古材は うちに来た時から どっかりと腰をおろし品格さえ感じられました。
「石」のはなし
一見、硬く冷たいように見える石ですが
顕微鏡でのぞいてみれば 穴ぼこだらけ
自然の力、もしくは昔の人の手で砕かれた石からは 呼吸すら感じます。
水も木も火も すべて大切であり、ものすごい力を持つ
しかし それらの距離感のバランスが崩れると大変な事になる
石はいつもその中間に立ち、しっかりバランスを守り
人々の暮しを守る
そんな役目であるような気がします。
それは木の柱の下に束石を置いた...という事で気がついた事です。
そして 最後に「土」...
わたしの主人は有機農業をいとなむ お百姓さんです。
畑で毎日土をさわり 家でも店作りで土をこね..泥んこまみれの日々の中
「土」は 彼の一生のテーマになりました。
「土」はたべものや繊維を育て 器となり 家となり
縦横無尽、どんな形にもなる
すべての生物は土に生かされているのだなあ...と
その「ちから」をひしと感じ、あらためて感動。

### 課題の条件:
1) 石と土についての文章で、「すべて大切であり、ものすごい力を持つ」と述べられているものをすべて挙げなさい。
2) 石と土についての文章を、最後の文のあとから書き継ぎなさい。

### 保存された行:
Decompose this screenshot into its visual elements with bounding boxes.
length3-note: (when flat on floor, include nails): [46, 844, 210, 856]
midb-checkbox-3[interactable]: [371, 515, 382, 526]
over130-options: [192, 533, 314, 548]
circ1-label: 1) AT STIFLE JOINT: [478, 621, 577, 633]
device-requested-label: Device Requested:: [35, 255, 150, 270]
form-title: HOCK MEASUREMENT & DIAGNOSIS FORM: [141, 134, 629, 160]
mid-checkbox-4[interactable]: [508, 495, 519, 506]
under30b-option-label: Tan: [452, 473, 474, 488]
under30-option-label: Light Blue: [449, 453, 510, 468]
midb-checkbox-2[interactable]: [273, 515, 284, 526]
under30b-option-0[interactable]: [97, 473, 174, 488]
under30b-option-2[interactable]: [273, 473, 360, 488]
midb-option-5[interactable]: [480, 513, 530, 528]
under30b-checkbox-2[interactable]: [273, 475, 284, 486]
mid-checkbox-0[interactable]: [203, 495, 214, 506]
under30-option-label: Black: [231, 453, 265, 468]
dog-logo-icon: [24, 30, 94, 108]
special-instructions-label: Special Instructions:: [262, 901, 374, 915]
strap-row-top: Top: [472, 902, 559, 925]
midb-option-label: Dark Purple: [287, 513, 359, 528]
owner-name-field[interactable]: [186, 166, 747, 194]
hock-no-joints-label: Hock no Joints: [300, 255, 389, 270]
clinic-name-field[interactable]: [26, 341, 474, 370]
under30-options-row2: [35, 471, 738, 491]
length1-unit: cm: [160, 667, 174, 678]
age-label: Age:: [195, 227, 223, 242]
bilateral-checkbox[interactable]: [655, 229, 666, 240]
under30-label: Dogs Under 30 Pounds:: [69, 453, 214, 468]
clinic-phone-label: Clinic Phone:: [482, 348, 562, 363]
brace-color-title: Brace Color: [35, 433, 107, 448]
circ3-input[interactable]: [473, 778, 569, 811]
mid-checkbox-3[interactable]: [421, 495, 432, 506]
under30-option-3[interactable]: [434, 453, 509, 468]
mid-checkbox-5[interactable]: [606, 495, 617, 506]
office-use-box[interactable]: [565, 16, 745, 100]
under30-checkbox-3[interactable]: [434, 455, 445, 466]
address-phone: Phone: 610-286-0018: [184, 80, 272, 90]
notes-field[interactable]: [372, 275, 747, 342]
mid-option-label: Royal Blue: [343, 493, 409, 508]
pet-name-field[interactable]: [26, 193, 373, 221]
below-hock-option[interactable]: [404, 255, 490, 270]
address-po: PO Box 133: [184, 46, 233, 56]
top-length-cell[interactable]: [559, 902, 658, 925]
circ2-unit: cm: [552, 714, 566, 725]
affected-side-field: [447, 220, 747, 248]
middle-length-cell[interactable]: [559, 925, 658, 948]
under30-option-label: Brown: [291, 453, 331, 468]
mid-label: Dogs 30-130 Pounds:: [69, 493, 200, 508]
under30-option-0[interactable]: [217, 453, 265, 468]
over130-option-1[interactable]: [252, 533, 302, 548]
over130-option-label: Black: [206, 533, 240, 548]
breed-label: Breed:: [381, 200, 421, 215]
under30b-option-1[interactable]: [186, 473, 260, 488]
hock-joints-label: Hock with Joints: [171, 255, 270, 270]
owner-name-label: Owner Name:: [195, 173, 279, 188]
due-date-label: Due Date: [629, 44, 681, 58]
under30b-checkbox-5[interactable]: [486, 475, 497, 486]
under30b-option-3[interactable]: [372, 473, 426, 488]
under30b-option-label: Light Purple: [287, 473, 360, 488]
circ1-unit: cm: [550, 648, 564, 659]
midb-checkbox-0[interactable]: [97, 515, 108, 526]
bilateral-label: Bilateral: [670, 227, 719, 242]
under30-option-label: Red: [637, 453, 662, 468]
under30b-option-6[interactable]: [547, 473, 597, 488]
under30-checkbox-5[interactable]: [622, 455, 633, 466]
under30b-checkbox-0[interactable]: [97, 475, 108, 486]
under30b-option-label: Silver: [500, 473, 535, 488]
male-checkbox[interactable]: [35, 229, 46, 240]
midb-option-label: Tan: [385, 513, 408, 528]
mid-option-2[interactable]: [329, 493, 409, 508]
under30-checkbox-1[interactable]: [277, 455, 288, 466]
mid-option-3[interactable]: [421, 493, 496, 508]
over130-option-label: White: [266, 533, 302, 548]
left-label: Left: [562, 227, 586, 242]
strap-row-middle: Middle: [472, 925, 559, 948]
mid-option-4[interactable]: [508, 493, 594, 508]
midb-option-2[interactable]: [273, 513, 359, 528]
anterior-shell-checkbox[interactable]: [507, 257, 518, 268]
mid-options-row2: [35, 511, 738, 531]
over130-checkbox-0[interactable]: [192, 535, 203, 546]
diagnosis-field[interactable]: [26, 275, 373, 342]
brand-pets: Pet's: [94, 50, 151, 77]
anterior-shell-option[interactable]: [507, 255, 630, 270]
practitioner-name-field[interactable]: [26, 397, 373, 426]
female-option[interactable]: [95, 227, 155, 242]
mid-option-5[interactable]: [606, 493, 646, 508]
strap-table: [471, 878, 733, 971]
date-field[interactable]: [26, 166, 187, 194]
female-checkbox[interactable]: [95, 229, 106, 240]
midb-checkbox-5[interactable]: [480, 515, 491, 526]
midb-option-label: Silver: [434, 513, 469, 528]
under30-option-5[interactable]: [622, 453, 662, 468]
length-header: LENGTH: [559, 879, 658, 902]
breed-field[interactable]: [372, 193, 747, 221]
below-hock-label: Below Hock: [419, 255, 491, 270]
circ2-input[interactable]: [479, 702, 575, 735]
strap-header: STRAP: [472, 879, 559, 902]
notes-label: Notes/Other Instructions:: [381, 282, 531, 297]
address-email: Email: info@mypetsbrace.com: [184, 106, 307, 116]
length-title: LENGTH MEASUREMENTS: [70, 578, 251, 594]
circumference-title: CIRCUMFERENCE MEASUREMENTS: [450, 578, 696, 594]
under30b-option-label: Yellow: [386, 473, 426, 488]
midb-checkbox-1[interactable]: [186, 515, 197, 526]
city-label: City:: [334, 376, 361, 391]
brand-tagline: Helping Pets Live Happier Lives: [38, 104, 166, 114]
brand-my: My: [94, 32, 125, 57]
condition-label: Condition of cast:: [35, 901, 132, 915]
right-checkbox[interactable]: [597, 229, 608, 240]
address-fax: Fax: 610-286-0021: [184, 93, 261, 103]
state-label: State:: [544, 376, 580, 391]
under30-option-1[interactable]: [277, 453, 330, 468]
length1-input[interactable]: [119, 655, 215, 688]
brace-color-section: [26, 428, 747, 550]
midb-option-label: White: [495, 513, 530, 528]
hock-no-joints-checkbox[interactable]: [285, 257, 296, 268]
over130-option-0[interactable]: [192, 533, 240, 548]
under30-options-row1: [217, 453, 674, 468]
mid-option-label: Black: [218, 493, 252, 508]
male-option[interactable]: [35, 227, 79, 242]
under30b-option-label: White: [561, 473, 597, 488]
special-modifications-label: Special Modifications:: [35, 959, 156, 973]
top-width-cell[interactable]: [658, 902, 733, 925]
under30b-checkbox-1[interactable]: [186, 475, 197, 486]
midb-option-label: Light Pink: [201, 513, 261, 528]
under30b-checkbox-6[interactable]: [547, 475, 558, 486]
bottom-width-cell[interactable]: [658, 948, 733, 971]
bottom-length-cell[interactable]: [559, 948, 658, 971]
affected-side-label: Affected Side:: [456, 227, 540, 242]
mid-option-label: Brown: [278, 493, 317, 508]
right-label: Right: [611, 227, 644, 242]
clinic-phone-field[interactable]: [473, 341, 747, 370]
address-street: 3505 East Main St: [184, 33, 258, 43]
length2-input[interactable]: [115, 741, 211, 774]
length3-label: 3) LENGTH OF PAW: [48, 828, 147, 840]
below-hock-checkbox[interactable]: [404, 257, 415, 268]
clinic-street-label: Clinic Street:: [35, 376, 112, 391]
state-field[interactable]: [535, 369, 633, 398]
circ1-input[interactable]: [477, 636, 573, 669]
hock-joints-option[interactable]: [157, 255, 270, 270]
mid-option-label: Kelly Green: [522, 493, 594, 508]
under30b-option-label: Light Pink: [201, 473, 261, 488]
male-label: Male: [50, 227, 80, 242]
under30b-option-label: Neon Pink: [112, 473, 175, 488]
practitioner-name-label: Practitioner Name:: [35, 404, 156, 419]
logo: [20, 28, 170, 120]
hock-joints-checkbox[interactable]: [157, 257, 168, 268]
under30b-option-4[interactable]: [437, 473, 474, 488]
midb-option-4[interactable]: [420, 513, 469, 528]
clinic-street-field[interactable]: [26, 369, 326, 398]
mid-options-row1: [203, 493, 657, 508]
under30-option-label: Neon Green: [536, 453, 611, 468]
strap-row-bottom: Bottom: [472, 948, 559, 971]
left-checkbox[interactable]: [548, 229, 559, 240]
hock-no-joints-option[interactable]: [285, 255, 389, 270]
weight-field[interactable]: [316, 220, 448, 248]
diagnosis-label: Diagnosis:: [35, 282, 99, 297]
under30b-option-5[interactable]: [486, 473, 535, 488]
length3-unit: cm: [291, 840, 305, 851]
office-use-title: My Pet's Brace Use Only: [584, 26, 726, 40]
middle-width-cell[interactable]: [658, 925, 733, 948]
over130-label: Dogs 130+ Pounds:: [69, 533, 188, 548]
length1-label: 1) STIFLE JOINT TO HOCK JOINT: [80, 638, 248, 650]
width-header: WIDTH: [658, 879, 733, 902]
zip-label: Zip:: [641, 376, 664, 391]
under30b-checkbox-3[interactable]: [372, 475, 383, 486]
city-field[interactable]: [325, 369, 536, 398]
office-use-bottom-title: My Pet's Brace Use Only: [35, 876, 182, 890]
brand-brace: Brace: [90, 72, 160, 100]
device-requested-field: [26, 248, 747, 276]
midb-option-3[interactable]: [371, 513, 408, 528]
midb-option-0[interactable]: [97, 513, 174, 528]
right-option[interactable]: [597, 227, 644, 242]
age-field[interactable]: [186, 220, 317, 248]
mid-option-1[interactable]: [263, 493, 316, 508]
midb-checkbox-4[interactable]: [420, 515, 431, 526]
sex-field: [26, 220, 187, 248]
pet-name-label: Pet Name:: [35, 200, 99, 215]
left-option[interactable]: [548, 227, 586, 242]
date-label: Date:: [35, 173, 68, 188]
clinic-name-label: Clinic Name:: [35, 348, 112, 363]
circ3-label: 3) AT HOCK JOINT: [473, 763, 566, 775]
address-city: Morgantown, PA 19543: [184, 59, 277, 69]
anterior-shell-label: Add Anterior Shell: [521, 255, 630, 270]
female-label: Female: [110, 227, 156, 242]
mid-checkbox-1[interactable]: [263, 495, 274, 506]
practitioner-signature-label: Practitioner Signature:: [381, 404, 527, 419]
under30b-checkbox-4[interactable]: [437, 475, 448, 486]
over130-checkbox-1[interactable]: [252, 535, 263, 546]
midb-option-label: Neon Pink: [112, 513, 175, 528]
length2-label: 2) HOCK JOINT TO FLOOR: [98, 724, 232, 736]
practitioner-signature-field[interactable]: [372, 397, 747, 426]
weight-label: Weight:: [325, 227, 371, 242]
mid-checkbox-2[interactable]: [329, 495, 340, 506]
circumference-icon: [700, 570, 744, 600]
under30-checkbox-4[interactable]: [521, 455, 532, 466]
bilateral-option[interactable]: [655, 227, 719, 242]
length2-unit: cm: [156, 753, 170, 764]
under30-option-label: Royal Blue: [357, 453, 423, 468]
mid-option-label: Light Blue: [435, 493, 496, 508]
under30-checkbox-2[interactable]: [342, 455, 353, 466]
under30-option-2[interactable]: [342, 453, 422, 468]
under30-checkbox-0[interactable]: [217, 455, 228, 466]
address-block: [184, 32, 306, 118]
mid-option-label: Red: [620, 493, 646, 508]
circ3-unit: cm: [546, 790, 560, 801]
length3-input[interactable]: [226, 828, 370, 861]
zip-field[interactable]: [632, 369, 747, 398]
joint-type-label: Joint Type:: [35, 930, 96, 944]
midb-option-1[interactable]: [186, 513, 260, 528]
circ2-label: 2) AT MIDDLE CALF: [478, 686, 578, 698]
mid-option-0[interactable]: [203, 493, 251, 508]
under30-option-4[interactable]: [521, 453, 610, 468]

### 解答は以下:
1) 水、木、火

2)
土に近いものを作る 食べる そして暮らす
そのあたりまえの事を大切にしていきたいものです。
ちなみに私の名前についている 「圭」という文字
子供の頃は 縦と横の棒ばかりの単調さが 好きではありませんでした。
今は この名前をつけてくれた両親に感謝しています。
さて先日もお話しましたが、
お世話になったF先生、司令塔Tさんは、京都のNPO法人「古材文化の会」
(旧古材バンクの会)の会員です。
私は会員ではないのですが、このお二人のおかげでいろいろ教えて頂いたり
素晴らしい職人さんと関わらせて頂き 貴重な経験をさせて頂きました。
又、壁塗りに参加して頂いたNさんも この会に携わっている方でした。
古材文化の会のホームページは→こちら
地球の限りある資源を大事にし、木を生かす知恵と技術を次の世代につたえる…
この時代にその思いと夢を実現させるためのネットワークです。
今日も近所で解体している古い民家が2件ほどありました。
ユンボでバリバリ...と壊される古民家
すばらしい梁や味のある柱、建具、すべての素材とすばらしい職人達の技術が
一瞬のうちにゴミとなってしまいます。
数日後には、さら地になり あっという間にプラモデルのような建物が建ったり
駐車場になったり…
解体現場で作業されてる方に無理をいい 古材の板や建具など頂いてきましたが。
有難い、嬉しいという気持ちと同時進行で いつもやるせない苦しい気持ちになります。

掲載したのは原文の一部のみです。